** START Text section **

The Socratic Method and Examples #

• When asked “what is something?” people naturally give examples before definitions
• A child asked “what is a chair?” points to chairs rather than defining the term
• Socrates uses examples as a starting point, then asks: “What is common to all these?”
• This reveals a natural road from singular examples → universal definition

The Road from Examples to Definition #

• There is a natural progression from particular instances to universal understanding
• Example: defining a Shakespearean sonnet requires reading multiple sonnets, comparing them, identifying common features (14 lines, specific meter)
• This process of comparison and abstraction is natural and necessary
• More examples and careful observation gradually refine the definition

Induction and Syllogism in Reasoning #

• Induction: argument from many singulars to the universal
• Syllogism: reasoning from universal statements
• Just as examples precede definitions in knowledge, induction naturally comes before syllogism in reasoning
• Example from Plato’s Phaedo: Socrates makes an induction, then uses syllogistic reasoning to conclude to the immortality of the soul
• Universal knowledge is difficult because it is far from the senses, hence appears abstract

Outward vs. Inward Knowledge #

• Outward knowledge: sensible, external, surface-level understanding (what can be perceived)
• Inward knowledge: rational, penetrating, seeing into the nature of things
• The senses know things in an outward way; reason tries to see into them
• Natural progression: we know things outward before we know them inwardly
• Metaphorical language reflects this: “insight,” “penetrating,” “sharp mind” all suggest seeing into something

Application to Ethics #

• Aristotle begins his treatment of virtue in Nicomachean Ethics with outward knowledge: “virtue is a praiseworthy quality”

** END Text section **

In the notes, condense the section that begins "There is a natural progression from particular instances" into a shorter paragraph that keeps its main facts. Answer using only the notes above.

** START Dataset content **

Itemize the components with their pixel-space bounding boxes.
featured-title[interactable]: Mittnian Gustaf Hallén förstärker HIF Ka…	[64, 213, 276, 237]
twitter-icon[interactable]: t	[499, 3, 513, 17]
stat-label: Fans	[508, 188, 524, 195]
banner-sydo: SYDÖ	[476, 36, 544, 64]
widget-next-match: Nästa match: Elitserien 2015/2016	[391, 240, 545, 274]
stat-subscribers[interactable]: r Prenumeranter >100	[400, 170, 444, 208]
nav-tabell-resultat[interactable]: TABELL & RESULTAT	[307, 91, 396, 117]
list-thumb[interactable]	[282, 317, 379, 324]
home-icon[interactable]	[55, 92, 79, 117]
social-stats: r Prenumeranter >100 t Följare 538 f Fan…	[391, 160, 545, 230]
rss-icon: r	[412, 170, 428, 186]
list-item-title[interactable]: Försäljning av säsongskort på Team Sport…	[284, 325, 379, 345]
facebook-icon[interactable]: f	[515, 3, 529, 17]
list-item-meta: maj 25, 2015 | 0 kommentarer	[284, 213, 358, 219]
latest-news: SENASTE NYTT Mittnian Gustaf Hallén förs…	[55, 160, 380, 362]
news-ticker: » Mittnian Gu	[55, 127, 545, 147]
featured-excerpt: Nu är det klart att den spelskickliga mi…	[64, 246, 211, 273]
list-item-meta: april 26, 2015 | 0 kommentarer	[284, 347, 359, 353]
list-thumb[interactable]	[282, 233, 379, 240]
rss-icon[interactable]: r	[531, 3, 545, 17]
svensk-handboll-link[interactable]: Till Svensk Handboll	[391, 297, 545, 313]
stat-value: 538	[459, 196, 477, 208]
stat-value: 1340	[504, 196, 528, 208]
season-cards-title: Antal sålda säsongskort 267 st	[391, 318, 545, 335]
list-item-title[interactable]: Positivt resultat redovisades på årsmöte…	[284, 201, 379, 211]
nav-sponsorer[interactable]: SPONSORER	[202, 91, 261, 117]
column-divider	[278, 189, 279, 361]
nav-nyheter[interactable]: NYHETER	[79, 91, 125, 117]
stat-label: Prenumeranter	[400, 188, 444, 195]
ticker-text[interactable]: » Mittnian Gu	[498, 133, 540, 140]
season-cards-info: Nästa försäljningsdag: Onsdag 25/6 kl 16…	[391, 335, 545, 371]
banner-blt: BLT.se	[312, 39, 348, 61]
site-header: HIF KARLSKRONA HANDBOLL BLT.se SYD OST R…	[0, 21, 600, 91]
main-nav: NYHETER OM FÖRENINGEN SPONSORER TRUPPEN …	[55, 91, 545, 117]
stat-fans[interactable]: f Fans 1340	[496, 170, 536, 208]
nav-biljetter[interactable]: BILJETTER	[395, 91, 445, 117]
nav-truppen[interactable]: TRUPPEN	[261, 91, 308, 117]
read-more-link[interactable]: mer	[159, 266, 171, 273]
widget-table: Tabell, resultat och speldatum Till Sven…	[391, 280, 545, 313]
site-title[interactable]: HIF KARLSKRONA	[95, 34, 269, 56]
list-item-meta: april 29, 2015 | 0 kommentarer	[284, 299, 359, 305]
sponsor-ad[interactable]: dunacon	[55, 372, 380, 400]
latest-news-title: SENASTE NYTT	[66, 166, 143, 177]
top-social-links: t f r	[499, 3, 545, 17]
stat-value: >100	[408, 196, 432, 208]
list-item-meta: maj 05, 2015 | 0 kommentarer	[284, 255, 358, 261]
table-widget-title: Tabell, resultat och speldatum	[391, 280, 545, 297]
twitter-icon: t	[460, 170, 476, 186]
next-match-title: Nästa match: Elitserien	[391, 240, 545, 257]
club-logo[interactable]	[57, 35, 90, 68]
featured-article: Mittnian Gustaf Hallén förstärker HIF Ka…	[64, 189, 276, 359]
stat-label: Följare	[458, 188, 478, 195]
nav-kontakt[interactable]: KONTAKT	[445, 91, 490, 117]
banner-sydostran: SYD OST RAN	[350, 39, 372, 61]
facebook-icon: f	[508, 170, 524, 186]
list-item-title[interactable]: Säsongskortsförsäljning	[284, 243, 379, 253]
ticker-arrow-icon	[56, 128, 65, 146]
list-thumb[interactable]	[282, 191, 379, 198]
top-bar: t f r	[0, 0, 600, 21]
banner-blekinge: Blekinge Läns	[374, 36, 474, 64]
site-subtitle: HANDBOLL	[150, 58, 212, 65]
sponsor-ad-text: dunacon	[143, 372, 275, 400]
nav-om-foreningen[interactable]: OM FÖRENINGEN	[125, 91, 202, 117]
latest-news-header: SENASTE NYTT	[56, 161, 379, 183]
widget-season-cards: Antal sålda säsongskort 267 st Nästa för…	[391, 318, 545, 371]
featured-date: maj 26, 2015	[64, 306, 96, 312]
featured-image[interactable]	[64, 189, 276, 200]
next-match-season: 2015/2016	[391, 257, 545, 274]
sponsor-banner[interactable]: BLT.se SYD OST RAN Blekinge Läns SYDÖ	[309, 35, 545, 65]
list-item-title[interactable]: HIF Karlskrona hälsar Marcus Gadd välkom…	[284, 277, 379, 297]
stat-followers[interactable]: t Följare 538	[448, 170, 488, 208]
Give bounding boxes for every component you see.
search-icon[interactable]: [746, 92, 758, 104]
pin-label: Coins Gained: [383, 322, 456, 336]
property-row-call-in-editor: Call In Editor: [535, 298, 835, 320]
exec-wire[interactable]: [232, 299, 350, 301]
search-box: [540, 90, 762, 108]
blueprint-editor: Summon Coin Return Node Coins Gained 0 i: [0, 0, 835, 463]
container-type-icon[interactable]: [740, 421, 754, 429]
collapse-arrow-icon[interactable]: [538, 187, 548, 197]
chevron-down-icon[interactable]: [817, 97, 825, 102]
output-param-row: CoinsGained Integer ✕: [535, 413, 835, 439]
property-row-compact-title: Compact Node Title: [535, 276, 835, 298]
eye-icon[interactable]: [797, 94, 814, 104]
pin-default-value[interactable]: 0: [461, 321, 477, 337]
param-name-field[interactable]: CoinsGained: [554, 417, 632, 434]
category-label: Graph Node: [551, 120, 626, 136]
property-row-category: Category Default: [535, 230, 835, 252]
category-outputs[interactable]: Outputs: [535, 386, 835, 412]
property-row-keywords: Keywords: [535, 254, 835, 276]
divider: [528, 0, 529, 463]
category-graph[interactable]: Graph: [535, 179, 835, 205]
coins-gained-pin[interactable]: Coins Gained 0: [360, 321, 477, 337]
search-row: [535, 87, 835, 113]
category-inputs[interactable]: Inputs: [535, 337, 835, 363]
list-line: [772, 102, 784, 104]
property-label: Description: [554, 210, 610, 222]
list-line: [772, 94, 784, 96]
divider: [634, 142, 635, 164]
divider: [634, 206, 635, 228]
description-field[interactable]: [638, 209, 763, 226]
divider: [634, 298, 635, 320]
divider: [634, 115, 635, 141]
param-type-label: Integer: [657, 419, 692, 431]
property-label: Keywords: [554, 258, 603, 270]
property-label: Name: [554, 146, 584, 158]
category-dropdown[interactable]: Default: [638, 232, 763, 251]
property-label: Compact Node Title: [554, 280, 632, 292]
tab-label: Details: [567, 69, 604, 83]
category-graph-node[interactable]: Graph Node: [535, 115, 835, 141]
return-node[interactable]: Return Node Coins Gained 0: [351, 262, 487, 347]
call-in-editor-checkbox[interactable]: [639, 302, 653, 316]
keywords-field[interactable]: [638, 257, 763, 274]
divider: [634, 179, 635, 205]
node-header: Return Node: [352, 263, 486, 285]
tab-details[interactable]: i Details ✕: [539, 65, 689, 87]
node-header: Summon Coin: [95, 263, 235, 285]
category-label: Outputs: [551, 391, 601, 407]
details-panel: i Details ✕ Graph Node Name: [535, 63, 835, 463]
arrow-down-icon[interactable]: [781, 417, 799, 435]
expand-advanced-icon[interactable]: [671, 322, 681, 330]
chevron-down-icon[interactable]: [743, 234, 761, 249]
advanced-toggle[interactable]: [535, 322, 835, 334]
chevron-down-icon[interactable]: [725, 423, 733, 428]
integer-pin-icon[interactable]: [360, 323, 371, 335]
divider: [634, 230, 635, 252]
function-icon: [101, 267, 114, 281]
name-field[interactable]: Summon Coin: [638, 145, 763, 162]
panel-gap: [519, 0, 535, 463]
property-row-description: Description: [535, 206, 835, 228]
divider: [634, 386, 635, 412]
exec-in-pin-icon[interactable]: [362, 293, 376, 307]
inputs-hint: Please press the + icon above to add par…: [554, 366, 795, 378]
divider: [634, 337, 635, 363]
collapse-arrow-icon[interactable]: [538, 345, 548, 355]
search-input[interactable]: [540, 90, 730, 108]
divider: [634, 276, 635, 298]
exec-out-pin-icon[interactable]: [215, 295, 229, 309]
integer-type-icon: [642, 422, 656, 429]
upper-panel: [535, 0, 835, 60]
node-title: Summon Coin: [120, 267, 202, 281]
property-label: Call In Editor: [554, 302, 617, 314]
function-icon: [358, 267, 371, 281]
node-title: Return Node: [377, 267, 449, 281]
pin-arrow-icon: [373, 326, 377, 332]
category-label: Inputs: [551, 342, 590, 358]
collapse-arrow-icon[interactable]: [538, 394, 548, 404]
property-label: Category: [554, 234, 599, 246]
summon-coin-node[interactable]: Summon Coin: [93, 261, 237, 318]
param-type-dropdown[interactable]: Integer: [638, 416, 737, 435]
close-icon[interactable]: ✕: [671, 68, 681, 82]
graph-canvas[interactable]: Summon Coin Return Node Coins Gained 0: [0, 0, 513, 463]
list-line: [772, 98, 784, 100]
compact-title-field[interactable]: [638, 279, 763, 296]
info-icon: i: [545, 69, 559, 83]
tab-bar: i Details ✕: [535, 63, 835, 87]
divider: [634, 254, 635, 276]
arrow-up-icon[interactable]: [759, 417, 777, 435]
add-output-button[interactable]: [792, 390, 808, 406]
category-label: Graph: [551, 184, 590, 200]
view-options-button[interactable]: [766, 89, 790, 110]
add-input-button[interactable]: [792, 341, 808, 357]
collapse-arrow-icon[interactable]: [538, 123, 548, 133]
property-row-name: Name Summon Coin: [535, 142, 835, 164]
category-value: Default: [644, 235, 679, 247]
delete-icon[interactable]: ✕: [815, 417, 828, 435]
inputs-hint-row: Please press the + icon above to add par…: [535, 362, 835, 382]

** END Dataset content **

#### Exercise solution
Understanding moves naturally from particular instances to the universal. To define a Shakespearean sonnet, one reads and compares several sonnets to find their shared features, such as 14 lines and a specific meter. This natural and necessary process of comparison and abstraction is refined over time by more examples and careful observation.